* [WHAT IS BEING ASKED]: Restate each of the lines given below, word for word.

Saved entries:
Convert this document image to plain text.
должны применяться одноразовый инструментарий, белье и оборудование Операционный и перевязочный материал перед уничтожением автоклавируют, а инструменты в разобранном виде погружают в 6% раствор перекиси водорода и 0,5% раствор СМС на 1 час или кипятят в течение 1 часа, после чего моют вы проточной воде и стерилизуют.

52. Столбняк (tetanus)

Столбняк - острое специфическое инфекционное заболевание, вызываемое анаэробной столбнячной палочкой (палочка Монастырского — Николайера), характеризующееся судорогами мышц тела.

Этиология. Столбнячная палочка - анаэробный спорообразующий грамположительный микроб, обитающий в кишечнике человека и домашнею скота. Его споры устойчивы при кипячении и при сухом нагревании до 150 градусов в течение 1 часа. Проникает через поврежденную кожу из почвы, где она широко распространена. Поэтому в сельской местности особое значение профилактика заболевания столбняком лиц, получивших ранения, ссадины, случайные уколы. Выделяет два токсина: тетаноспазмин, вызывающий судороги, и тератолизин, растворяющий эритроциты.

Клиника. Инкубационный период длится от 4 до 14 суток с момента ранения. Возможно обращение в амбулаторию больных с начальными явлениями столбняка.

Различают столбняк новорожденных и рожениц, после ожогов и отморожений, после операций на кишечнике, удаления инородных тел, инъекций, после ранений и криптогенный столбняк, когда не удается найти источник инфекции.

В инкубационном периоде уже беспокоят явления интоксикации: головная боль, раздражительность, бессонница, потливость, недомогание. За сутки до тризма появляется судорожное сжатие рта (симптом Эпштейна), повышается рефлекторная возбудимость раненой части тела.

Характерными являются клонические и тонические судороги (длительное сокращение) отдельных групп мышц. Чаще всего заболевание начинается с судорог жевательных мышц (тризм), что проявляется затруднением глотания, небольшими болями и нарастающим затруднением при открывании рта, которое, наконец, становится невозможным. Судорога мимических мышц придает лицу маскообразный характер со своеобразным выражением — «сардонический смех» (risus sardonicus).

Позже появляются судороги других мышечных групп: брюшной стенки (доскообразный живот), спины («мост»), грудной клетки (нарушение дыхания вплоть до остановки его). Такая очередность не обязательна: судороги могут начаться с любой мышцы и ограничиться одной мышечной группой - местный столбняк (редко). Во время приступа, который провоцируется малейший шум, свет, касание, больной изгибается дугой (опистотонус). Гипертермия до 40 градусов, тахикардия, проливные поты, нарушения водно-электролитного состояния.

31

* [RESULT]:
Convert this document image to plain text.
должны применяться одноразовый инструментарий, белье и оборудование Операционный и перевязочный материал перед уничтожением автоклавируют, а инструменты в разобранном виде погружают в 6% раствор перекиси водорода и 0,5% раствор СМС на 1 час или кипятят в течение 1 часа, после чего моют вы проточной воде и стерилизуют.

52. Столбняк (tetanus)

Столбняк - острое специфическое инфекционное заболевание, вызываемое анаэробной столбнячной палочкой (палочка Монастырского — Николайера), характеризующееся судорогами мышц тела.

Этиология. Столбнячная палочка - анаэробный спорообразующий грамположительный микроб, обитающий в кишечнике человека и домашнею скота. Его споры устойчивы при кипячении и при сухом нагревании до 150 градусов в течение 1 часа. Проникает через поврежденную кожу из почвы, где она широко распространена. Поэтому в сельской местности особое значение профилактика заболевания столбняком лиц, получивших ранения, ссадины, случайные уколы. Выделяет два токсина: тетаноспазмин, вызывающий судороги, и тератолизин, растворяющий эритроциты.

Клиника. Инкубационный период длится от 4 до 14 суток с момента ранения. Возможно обращение в амбулаторию больных с начальными явлениями столбняка.

Различают столбняк новорожденных и рожениц, после ожогов и отморожений, после операций на кишечнике, удаления инородных тел, инъекций, после ранений и криптогенный столбняк, когда не удается найти источник инфекции.

В инкубационном периоде уже беспокоят явления интоксикации: головная боль, раздражительность, бессонница, потливость, недомогание. За сутки до тризма появляется судорожное сжатие рта (симптом Эпштейна), повышается рефлекторная возбудимость раненой части тела.

Характерными являются клонические и тонические судороги (длительное сокращение) отдельных групп мышц. Чаще всего заболевание начинается с судорог жевательных мышц (тризм), что проявляется затруднением глотания, небольшими болями и нарастающим затруднением при открывании рта, которое, наконец, становится невозможным. Судорога мимических мышц придает лицу маскообразный характер со своеобразным выражением — «сардонический смех» (risus sardonicus).

Позже появляются судороги других мышечных групп: брюшной стенки (доскообразный живот), спины («мост»), грудной клетки (нарушение дыхания вплоть до остановки его). Такая очередность не обязательна: судороги могут начаться с любой мышцы и ограничиться одной мышечной группой - местный столбняк (редко). Во время приступа, который провоцируется малейший шум, свет, касание, больной изгибается дугой (опистотонус). Гипертермия до 40 градусов, тахикардия, проливные поты, нарушения водно-электролитного состояния.

31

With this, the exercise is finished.